▶ _Exercise_
Return the records exactly as they are.

▶ _Stored data entries_
*****

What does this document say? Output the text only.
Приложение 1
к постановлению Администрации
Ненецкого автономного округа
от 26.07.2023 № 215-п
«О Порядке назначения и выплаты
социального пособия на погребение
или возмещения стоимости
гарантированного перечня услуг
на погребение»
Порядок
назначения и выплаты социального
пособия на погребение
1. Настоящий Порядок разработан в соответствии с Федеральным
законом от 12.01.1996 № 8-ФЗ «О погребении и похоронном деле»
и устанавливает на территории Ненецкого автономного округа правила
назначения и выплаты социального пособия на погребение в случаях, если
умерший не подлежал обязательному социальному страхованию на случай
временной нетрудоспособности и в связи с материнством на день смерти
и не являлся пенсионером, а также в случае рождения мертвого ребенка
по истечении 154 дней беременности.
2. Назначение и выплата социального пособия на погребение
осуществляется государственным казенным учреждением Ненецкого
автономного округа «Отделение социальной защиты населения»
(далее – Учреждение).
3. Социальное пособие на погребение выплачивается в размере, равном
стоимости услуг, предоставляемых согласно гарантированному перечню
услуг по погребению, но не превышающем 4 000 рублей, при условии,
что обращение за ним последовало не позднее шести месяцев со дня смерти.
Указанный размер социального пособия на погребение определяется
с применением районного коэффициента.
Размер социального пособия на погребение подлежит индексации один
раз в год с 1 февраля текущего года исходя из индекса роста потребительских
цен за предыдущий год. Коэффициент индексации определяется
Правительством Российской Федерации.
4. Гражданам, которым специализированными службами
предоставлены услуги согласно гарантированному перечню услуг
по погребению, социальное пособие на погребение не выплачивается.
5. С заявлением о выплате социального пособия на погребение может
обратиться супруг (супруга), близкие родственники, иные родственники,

*****

▶ _Solution_
What does this document say? Output the text only.
Приложение 1
к постановлению Администрации
Ненецкого автономного округа
от 26.07.2023 № 215-п
«О Порядке назначения и выплаты
социального пособия на погребение
или возмещения стоимости
гарантированного перечня услуг
на погребение»
Порядок
назначения и выплаты социального
пособия на погребение
1. Настоящий Порядок разработан в соответствии с Федеральным
законом от 12.01.1996 № 8-ФЗ «О погребении и похоронном деле»
и устанавливает на территории Ненецкого автономного округа правила
назначения и выплаты социального пособия на погребение в случаях, если
умерший не подлежал обязательному социальному страхованию на случай
временной нетрудоспособности и в связи с материнством на день смерти
и не являлся пенсионером, а также в случае рождения мертвого ребенка
по истечении 154 дней беременности.
2. Назначение и выплата социального пособия на погребение
осуществляется государственным казенным учреждением Ненецкого
автономного округа «Отделение социальной защиты населения»
(далее – Учреждение).
3. Социальное пособие на погребение выплачивается в размере, равном
стоимости услуг, предоставляемых согласно гарантированному перечню
услуг по погребению, но не превышающем 4 000 рублей, при условии,
что обращение за ним последовало не позднее шести месяцев со дня смерти.
Указанный размер социального пособия на погребение определяется
с применением районного коэффициента.
Размер социального пособия на погребение подлежит индексации один
раз в год с 1 февраля текущего года исходя из индекса роста потребительских
цен за предыдущий год. Коэффициент индексации определяется
Правительством Российской Федерации.
4. Гражданам, которым специализированными службами
предоставлены услуги согласно гарантированному перечню услуг
по погребению, социальное пособие на погребение не выплачивается.
5. С заявлением о выплате социального пособия на погребение может
обратиться супруг (супруга), близкие родственники, иные родственники,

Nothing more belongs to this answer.